## Written instruction
Below are some entries; can you quote all of them exactly?

• • • • •

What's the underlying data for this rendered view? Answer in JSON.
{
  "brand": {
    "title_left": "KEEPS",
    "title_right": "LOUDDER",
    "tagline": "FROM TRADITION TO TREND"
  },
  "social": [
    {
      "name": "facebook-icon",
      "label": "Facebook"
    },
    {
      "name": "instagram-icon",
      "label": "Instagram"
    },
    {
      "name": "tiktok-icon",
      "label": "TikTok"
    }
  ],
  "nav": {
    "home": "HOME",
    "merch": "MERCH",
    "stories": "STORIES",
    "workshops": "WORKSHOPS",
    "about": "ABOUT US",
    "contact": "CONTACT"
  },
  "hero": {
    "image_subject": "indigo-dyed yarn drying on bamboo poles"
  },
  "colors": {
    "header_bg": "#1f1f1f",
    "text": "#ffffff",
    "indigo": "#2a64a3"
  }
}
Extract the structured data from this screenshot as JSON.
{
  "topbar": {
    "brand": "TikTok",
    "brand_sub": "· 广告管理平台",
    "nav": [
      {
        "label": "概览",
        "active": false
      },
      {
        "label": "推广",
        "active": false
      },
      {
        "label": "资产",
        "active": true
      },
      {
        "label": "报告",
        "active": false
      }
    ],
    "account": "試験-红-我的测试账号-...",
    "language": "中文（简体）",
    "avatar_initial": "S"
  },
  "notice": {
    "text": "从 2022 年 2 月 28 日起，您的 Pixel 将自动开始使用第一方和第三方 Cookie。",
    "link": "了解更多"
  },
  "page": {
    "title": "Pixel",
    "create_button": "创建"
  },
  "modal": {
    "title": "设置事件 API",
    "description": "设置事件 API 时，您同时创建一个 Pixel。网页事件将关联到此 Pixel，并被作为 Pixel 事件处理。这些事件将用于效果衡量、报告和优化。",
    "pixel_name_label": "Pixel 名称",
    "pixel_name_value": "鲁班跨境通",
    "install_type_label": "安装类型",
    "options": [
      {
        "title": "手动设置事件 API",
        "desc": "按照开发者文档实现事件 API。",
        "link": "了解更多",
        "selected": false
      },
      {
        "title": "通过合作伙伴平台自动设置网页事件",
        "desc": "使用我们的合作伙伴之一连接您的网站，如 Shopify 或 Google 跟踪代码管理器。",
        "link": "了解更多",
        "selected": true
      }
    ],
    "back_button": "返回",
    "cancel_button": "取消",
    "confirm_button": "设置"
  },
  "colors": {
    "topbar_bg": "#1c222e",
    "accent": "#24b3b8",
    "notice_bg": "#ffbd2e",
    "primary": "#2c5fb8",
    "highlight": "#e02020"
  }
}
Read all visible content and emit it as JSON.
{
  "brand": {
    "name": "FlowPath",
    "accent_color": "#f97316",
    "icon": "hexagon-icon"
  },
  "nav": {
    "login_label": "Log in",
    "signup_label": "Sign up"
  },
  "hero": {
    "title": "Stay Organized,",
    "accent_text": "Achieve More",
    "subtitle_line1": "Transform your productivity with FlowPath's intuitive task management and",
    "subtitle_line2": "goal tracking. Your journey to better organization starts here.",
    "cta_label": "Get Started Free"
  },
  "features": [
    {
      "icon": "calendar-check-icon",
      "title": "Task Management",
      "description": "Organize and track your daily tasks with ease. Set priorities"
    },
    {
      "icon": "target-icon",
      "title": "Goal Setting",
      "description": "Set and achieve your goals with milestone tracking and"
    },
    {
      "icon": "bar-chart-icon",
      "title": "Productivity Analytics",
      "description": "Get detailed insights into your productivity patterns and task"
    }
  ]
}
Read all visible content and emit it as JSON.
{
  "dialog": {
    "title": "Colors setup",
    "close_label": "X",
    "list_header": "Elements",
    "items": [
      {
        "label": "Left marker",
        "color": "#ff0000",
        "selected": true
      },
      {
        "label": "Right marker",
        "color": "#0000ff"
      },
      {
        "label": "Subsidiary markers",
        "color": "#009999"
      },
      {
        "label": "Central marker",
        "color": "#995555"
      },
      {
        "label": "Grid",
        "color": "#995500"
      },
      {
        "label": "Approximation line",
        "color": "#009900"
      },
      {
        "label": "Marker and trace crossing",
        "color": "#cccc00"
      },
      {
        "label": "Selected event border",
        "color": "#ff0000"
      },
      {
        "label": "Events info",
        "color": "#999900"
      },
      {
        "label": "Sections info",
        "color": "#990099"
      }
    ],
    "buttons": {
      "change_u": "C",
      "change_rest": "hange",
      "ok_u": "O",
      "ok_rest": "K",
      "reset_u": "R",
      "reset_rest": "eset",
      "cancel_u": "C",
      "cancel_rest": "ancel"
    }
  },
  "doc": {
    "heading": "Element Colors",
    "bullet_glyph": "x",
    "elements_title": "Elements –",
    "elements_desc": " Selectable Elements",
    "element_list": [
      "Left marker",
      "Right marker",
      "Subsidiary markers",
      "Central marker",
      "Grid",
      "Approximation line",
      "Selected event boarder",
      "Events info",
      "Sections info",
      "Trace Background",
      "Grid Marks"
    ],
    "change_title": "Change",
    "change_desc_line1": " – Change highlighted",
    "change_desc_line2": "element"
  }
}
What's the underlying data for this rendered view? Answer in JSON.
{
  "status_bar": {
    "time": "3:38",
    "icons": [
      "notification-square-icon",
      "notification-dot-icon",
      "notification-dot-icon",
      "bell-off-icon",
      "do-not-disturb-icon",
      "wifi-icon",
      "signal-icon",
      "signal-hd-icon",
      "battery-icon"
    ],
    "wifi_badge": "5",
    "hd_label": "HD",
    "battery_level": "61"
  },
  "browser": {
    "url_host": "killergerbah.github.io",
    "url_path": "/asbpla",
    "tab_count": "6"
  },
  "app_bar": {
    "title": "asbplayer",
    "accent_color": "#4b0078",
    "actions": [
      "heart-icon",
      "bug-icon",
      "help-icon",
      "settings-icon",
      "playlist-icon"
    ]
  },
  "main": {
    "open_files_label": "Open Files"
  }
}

• • • • •

## Completed task
What's the underlying data for this rendered view? Answer in JSON.
{
  "brand": {
    "title_left": "KEEPS",
    "title_right": "LOUDDER",
    "tagline": "FROM TRADITION TO TREND"
  },
  "social": [
    {
      "name": "facebook-icon",
      "label": "Facebook"
    },
    {
      "name": "instagram-icon",
      "label": "Instagram"
    },
    {
      "name": "tiktok-icon",
      "label": "TikTok"
    }
  ],
  "nav": {
    "home": "HOME",
    "merch": "MERCH",
    "stories": "STORIES",
    "workshops": "WORKSHOPS",
    "about": "ABOUT US",
    "contact": "CONTACT"
  },
  "hero": {
    "image_subject": "indigo-dyed yarn drying on bamboo poles"
  },
  "colors": {
    "header_bg": "#1f1f1f",
    "text": "#ffffff",
    "indigo": "#2a64a3"
  }
}
Extract the structured data from this screenshot as JSON.
{
  "topbar": {
    "brand": "TikTok",
    "brand_sub": "· 广告管理平台",
    "nav": [
      {
        "label": "概览",
        "active": false
      },
      {
        "label": "推广",
        "active": false
      },
      {
        "label": "资产",
        "active": true
      },
      {
        "label": "报告",
        "active": false
      }
    ],
    "account": "試験-红-我的测试账号-...",
    "language": "中文（简体）",
    "avatar_initial": "S"
  },
  "notice": {
    "text": "从 2022 年 2 月 28 日起，您的 Pixel 将自动开始使用第一方和第三方 Cookie。",
    "link": "了解更多"
  },
  "page": {
    "title": "Pixel",
    "create_button": "创建"
  },
  "modal": {
    "title": "设置事件 API",
    "description": "设置事件 API 时，您同时创建一个 Pixel。网页事件将关联到此 Pixel，并被作为 Pixel 事件处理。这些事件将用于效果衡量、报告和优化。",
    "pixel_name_label": "Pixel 名称",
    "pixel_name_value": "鲁班跨境通",
    "install_type_label": "安装类型",
    "options": [
      {
        "title": "手动设置事件 API",
        "desc": "按照开发者文档实现事件 API。",
        "link": "了解更多",
        "selected": false
      },
      {
        "title": "通过合作伙伴平台自动设置网页事件",
        "desc": "使用我们的合作伙伴之一连接您的网站，如 Shopify 或 Google 跟踪代码管理器。",
        "link": "了解更多",
        "selected": true
      }
    ],
    "back_button": "返回",
    "cancel_button": "取消",
    "confirm_button": "设置"
  },
  "colors": {
    "topbar_bg": "#1c222e",
    "accent": "#24b3b8",
    "notice_bg": "#ffbd2e",
    "primary": "#2c5fb8",
    "highlight": "#e02020"
  }
}
Read all visible content and emit it as JSON.
{
  "brand": {
    "name": "FlowPath",
    "accent_color": "#f97316",
    "icon": "hexagon-icon"
  },
  "nav": {
    "login_label": "Log in",
    "signup_label": "Sign up"
  },
  "hero": {
    "title": "Stay Organized,",
    "accent_text": "Achieve More",
    "subtitle_line1": "Transform your productivity with FlowPath's intuitive task management and",
    "subtitle_line2": "goal tracking. Your journey to better organization starts here.",
    "cta_label": "Get Started Free"
  },
  "features": [
    {
      "icon": "calendar-check-icon",
      "title": "Task Management",
      "description": "Organize and track your daily tasks with ease. Set priorities"
    },
    {
      "icon": "target-icon",
      "title": "Goal Setting",
      "description": "Set and achieve your goals with milestone tracking and"
    },
    {
      "icon": "bar-chart-icon",
      "title": "Productivity Analytics",
      "description": "Get detailed insights into your productivity patterns and task"
    }
  ]
}
Read all visible content and emit it as JSON.
{
  "dialog": {
    "title": "Colors setup",
    "close_label": "X",
    "list_header": "Elements",
    "items": [
      {
        "label": "Left marker",
        "color": "#ff0000",
        "selected": true
      },
      {
        "label": "Right marker",
        "color": "#0000ff"
      },
      {
        "label": "Subsidiary markers",
        "color": "#009999"
      },
      {
        "label": "Central marker",
        "color": "#995555"
      },
      {
        "label": "Grid",
        "color": "#995500"
      },
      {
        "label": "Approximation line",
        "color": "#009900"
      },
      {
        "label": "Marker and trace crossing",
        "color": "#cccc00"
      },
      {
        "label": "Selected event border",
        "color": "#ff0000"
      },
      {
        "label": "Events info",
        "color": "#999900"
      },
      {
        "label": "Sections info",
        "color": "#990099"
      }
    ],
    "buttons": {
      "change_u": "C",
      "change_rest": "hange",
      "ok_u": "O",
      "ok_rest": "K",
      "reset_u": "R",
      "reset_rest": "eset",
      "cancel_u": "C",
      "cancel_rest": "ancel"
    }
  },
  "doc": {
    "heading": "Element Colors",
    "bullet_glyph": "x",
    "elements_title": "Elements –",
    "elements_desc": " Selectable Elements",
    "element_list": [
      "Left marker",
      "Right marker",
      "Subsidiary markers",
      "Central marker",
      "Grid",
      "Approximation line",
      "Selected event boarder",
      "Events info",
      "Sections info",
      "Trace Background",
      "Grid Marks"
    ],
    "change_title": "Change",
    "change_desc_line1": " – Change highlighted",
    "change_desc_line2": "element"
  }
}
What's the underlying data for this rendered view? Answer in JSON.
{
  "status_bar": {
    "time": "3:38",
    "icons": [
      "notification-square-icon",
      "notification-dot-icon",
      "notification-dot-icon",
      "bell-off-icon",
      "do-not-disturb-icon",
      "wifi-icon",
      "signal-icon",
      "signal-hd-icon",
      "battery-icon"
    ],
    "wifi_badge": "5",
    "hd_label": "HD",
    "battery_level": "61"
  },
  "browser": {
    "url_host": "killergerbah.github.io",
    "url_path": "/asbpla",
    "tab_count": "6"
  },
  "app_bar": {
    "title": "asbplayer",
    "accent_color": "#4b0078",
    "actions": [
      "heart-icon",
      "bug-icon",
      "help-icon",
      "settings-icon",
      "playlist-icon"
    ]
  },
  "main": {
    "open_files_label": "Open Files"
  }
}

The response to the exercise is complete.